§ Given instruction
Sift the listing for lines that hold the string "frequência" and pull them out.

§ Entries provided
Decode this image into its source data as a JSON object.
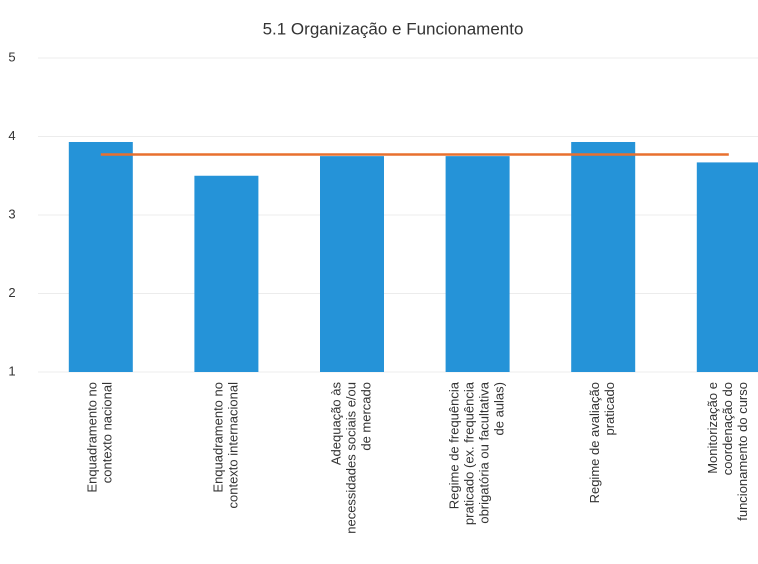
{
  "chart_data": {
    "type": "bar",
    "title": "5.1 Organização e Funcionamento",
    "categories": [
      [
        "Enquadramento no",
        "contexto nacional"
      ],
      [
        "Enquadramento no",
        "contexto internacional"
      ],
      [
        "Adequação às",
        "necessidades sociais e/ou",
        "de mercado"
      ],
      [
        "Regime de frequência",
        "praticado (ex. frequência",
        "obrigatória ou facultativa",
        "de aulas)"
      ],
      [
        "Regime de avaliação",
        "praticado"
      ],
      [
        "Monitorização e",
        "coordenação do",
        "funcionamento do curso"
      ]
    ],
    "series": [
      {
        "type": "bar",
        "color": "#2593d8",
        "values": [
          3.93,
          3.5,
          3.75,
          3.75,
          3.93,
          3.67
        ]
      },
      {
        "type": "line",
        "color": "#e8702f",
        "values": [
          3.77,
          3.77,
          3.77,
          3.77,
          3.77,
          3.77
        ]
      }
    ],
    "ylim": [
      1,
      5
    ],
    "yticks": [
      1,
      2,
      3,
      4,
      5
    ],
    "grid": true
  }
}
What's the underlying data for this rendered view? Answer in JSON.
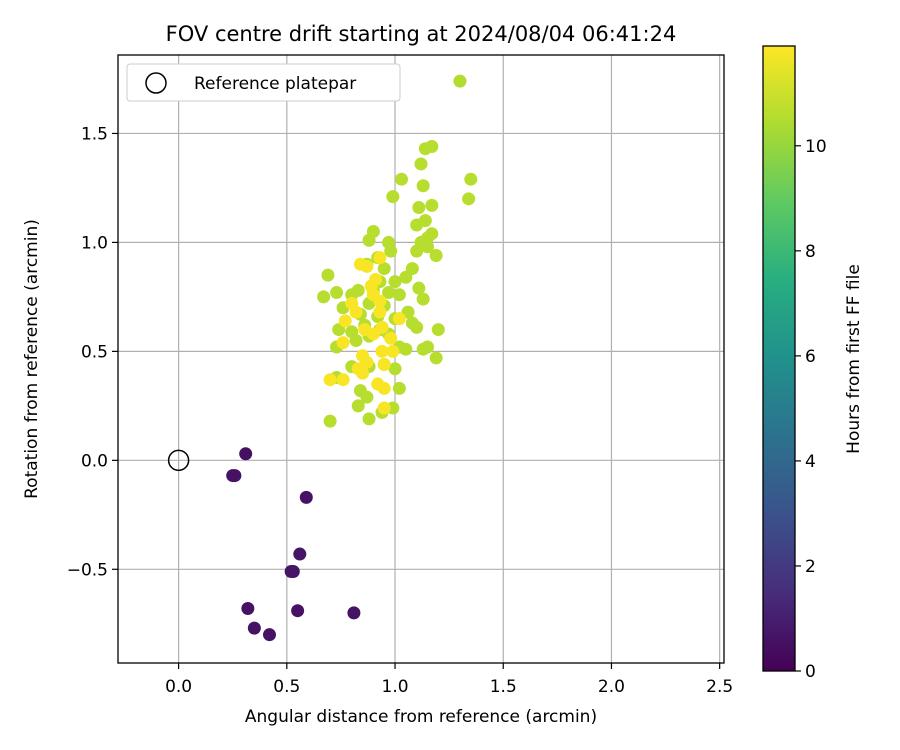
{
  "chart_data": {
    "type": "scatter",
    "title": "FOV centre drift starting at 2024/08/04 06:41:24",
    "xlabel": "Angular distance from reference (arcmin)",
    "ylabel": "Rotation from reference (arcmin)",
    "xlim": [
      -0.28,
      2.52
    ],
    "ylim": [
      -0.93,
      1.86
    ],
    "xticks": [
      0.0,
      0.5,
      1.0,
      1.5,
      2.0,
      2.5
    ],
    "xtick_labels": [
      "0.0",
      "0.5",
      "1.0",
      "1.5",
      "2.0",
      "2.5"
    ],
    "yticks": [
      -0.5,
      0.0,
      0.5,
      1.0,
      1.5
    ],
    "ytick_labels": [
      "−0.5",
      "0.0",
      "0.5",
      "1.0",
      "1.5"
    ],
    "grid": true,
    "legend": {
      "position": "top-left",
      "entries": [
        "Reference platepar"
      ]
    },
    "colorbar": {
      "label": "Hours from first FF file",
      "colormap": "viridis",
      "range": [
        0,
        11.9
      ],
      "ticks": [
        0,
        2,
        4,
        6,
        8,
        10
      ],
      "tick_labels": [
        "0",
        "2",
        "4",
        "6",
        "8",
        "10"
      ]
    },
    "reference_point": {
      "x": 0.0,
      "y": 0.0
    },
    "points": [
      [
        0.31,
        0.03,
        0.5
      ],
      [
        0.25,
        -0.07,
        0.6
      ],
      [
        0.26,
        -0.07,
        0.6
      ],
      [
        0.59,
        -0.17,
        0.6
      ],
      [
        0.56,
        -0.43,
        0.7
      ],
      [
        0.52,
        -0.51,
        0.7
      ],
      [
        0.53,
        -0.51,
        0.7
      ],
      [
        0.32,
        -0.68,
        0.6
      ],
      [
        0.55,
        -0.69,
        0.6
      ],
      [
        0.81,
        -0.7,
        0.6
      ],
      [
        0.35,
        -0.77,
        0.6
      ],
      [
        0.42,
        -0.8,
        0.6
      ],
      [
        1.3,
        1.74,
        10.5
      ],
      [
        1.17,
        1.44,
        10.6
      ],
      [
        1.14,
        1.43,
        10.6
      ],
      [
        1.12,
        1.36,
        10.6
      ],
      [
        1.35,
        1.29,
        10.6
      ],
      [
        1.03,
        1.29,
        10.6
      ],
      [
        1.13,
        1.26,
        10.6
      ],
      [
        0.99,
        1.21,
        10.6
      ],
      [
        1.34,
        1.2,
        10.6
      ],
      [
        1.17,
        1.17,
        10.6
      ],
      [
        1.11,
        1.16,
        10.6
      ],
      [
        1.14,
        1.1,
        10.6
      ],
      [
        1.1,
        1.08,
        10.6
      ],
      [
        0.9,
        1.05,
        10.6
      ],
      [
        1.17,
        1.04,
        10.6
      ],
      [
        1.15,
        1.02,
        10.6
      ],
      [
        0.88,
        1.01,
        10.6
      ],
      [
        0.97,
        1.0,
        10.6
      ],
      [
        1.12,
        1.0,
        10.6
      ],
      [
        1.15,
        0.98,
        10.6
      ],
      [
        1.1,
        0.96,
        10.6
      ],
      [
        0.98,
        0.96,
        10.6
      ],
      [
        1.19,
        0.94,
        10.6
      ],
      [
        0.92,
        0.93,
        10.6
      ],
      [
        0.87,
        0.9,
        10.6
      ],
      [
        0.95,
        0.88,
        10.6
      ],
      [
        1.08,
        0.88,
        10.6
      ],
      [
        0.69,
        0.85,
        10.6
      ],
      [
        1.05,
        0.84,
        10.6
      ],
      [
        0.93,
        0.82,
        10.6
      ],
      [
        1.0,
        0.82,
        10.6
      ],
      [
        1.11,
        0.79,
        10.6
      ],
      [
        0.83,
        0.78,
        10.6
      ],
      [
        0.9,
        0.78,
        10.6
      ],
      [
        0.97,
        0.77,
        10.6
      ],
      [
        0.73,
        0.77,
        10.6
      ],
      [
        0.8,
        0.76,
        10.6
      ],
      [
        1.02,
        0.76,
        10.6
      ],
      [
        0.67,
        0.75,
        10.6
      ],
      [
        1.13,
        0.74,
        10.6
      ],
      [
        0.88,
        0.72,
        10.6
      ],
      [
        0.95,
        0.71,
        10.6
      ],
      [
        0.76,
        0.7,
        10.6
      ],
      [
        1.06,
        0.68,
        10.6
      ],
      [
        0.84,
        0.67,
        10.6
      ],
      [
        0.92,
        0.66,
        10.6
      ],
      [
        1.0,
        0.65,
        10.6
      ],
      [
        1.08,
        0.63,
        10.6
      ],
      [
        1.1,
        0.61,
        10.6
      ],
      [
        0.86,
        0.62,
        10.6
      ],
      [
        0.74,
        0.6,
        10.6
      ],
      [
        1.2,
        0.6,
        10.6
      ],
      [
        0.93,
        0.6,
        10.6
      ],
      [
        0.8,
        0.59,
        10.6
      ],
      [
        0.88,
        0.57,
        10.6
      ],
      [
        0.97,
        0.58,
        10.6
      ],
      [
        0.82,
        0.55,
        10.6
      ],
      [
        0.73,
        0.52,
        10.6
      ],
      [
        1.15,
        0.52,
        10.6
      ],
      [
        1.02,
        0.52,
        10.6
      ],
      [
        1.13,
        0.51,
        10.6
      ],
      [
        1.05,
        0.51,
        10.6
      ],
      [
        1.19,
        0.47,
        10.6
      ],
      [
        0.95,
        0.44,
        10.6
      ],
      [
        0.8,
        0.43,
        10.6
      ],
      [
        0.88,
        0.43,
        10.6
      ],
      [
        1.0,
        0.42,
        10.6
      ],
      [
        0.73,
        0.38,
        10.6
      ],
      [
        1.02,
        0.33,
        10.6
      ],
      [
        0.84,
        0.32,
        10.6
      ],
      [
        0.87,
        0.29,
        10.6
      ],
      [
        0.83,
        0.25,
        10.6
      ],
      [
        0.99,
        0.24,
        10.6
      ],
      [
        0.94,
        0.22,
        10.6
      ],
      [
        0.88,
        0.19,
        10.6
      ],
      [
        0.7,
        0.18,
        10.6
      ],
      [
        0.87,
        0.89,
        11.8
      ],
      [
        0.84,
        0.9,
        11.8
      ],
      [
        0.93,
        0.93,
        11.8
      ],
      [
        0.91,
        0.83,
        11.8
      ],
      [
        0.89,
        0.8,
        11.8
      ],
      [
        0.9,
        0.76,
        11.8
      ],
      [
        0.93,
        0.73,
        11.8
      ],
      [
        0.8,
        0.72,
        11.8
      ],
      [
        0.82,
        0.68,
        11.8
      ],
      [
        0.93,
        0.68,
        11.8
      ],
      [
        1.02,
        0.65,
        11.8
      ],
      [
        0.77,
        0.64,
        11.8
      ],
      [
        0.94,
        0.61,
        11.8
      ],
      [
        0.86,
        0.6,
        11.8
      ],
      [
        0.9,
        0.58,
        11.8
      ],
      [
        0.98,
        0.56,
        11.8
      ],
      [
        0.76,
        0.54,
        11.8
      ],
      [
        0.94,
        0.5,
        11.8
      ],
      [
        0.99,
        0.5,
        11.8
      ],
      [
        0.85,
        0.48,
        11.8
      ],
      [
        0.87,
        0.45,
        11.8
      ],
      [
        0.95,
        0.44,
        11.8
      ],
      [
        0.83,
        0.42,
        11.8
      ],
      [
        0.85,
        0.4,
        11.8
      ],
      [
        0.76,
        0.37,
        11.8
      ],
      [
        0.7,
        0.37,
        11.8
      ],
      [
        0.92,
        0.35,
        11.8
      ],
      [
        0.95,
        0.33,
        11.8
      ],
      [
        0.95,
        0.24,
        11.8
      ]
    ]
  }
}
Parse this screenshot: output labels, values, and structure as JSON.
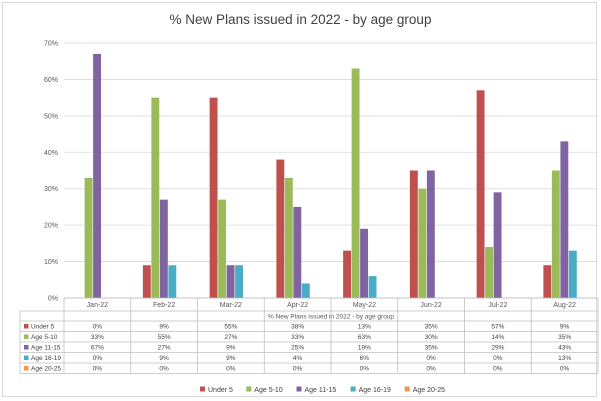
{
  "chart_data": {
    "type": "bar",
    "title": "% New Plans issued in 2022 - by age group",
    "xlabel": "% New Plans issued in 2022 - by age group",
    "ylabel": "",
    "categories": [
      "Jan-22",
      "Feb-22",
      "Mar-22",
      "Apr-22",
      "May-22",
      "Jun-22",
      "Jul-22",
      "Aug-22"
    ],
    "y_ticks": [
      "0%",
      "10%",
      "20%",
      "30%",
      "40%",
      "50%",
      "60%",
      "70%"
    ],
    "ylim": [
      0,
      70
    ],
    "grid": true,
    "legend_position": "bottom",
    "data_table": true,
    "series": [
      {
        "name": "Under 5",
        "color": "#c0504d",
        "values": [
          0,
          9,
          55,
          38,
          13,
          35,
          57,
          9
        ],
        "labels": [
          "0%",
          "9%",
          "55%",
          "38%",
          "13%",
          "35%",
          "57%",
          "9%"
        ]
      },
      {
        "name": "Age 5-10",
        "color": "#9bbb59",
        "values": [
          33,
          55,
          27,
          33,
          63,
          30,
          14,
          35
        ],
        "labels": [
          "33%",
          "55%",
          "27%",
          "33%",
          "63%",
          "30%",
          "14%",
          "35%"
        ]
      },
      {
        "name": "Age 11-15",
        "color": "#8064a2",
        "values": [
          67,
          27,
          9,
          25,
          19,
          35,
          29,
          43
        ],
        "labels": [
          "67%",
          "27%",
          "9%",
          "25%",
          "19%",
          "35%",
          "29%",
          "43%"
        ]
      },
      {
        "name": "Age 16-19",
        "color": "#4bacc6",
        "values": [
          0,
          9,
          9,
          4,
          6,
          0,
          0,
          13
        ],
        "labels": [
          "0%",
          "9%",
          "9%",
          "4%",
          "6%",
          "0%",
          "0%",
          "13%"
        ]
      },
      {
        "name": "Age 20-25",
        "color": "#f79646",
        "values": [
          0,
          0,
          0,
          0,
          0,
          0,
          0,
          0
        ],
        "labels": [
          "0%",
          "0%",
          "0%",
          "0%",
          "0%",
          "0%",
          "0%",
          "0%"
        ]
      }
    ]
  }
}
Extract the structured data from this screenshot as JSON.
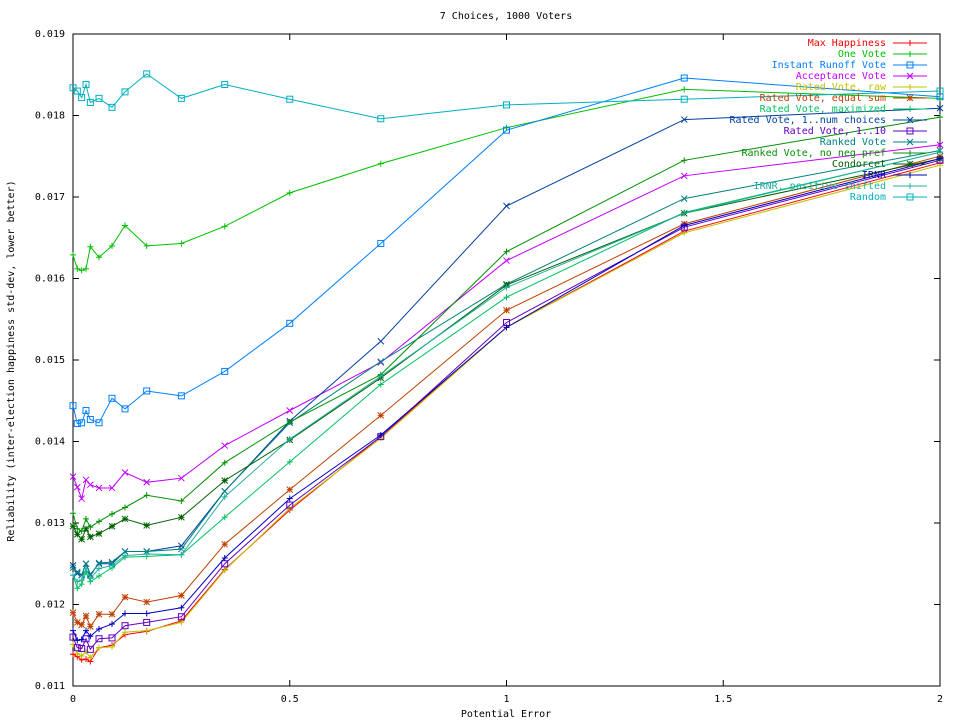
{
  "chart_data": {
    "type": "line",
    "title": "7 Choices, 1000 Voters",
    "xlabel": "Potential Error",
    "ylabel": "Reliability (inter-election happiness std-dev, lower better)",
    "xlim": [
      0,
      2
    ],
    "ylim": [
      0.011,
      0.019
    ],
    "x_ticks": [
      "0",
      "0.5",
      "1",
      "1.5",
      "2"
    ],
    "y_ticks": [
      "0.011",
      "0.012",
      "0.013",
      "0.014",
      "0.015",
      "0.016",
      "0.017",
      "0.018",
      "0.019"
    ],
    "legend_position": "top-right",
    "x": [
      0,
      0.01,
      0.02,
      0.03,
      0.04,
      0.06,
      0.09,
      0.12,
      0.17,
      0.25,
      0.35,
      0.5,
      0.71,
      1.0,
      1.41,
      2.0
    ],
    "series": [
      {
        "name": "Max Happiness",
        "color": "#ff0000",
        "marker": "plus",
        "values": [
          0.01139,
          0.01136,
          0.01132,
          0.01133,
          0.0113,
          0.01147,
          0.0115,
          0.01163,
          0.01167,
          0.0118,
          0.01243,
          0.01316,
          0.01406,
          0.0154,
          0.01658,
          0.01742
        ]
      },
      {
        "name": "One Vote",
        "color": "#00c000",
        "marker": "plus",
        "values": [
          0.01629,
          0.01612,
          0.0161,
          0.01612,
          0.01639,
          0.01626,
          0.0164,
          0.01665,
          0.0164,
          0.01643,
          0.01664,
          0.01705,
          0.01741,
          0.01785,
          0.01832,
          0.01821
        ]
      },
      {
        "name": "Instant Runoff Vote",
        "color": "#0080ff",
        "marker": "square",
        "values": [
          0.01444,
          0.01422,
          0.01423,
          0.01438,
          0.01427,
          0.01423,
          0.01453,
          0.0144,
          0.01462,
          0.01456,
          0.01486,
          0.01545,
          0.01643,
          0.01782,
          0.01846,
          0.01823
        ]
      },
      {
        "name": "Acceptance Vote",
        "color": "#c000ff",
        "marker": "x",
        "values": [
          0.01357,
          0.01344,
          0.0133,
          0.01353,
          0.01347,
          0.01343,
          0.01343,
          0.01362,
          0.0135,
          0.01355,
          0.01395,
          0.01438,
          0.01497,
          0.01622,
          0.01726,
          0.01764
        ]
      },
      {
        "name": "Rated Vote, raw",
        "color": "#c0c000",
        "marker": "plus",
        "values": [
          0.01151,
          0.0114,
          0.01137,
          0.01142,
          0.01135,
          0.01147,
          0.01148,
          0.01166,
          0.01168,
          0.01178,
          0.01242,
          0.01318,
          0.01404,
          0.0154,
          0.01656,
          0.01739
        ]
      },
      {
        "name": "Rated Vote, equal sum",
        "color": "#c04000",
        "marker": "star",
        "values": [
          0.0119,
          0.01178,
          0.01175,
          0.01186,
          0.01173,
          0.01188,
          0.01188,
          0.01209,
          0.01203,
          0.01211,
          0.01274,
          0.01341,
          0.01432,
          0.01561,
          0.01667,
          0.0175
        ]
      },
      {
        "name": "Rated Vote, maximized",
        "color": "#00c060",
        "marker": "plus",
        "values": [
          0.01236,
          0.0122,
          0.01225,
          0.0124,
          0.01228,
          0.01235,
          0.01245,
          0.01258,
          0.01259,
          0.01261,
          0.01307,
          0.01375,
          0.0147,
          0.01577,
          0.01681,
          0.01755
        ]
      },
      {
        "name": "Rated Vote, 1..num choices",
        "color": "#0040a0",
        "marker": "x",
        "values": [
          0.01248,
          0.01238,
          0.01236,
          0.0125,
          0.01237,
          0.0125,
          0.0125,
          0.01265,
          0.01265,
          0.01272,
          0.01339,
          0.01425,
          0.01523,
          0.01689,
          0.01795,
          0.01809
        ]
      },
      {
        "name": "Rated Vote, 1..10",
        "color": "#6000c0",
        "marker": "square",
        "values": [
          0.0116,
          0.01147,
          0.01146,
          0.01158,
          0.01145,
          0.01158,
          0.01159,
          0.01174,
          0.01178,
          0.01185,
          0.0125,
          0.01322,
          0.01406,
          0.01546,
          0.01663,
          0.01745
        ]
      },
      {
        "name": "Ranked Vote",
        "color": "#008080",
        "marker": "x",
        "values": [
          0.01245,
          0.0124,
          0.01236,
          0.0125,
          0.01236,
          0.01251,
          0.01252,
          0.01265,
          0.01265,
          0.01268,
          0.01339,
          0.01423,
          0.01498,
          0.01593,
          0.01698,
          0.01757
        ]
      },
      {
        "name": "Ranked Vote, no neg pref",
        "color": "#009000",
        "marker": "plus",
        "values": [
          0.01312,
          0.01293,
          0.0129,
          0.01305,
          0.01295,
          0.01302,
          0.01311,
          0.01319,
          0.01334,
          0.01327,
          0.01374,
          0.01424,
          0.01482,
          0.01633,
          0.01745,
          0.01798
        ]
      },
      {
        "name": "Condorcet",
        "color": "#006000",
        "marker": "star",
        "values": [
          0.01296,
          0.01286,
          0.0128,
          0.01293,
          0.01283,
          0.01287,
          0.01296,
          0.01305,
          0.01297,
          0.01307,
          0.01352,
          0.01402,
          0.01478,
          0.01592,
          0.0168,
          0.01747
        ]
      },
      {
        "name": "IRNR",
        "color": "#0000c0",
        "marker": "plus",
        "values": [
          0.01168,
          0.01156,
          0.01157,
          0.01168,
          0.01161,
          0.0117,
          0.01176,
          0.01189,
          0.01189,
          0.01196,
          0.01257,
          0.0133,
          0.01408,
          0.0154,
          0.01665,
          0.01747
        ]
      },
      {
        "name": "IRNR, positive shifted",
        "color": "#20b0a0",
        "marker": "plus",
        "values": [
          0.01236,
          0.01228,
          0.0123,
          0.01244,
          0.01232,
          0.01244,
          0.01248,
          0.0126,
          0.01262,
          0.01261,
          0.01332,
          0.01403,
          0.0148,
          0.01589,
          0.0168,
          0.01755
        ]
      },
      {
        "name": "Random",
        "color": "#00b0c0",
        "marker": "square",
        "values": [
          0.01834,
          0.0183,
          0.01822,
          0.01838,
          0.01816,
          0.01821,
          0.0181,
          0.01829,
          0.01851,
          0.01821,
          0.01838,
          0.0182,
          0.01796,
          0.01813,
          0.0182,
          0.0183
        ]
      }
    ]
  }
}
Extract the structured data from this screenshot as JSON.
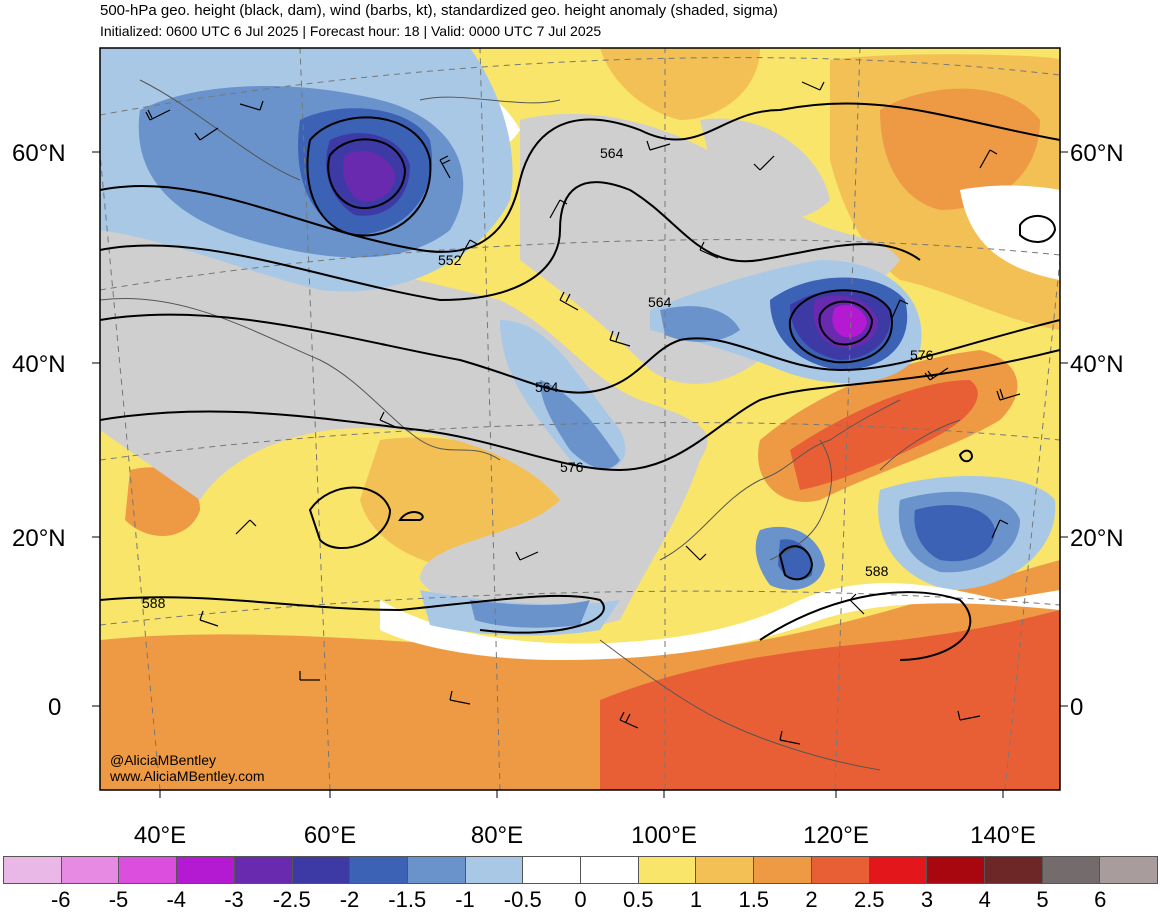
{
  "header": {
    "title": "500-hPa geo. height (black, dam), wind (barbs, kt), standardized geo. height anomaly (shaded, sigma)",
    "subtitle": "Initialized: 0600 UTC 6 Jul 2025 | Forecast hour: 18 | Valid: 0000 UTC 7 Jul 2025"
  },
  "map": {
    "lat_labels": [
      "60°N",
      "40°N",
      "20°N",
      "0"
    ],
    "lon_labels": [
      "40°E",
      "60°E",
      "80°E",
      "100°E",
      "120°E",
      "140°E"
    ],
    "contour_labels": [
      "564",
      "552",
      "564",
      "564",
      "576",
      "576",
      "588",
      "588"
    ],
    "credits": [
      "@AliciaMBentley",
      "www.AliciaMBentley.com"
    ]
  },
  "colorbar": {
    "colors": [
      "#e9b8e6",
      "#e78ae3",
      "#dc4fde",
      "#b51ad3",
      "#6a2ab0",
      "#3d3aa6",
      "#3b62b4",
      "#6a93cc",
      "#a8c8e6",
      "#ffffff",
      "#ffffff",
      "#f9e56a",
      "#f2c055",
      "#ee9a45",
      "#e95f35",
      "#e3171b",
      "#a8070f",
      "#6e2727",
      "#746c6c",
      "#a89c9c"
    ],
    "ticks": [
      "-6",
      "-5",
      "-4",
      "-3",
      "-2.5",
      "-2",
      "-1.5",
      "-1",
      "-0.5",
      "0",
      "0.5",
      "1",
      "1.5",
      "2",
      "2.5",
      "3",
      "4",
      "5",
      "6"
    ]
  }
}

§ Result below
        "Regime de frequência",
        "praticado (ex. frequência",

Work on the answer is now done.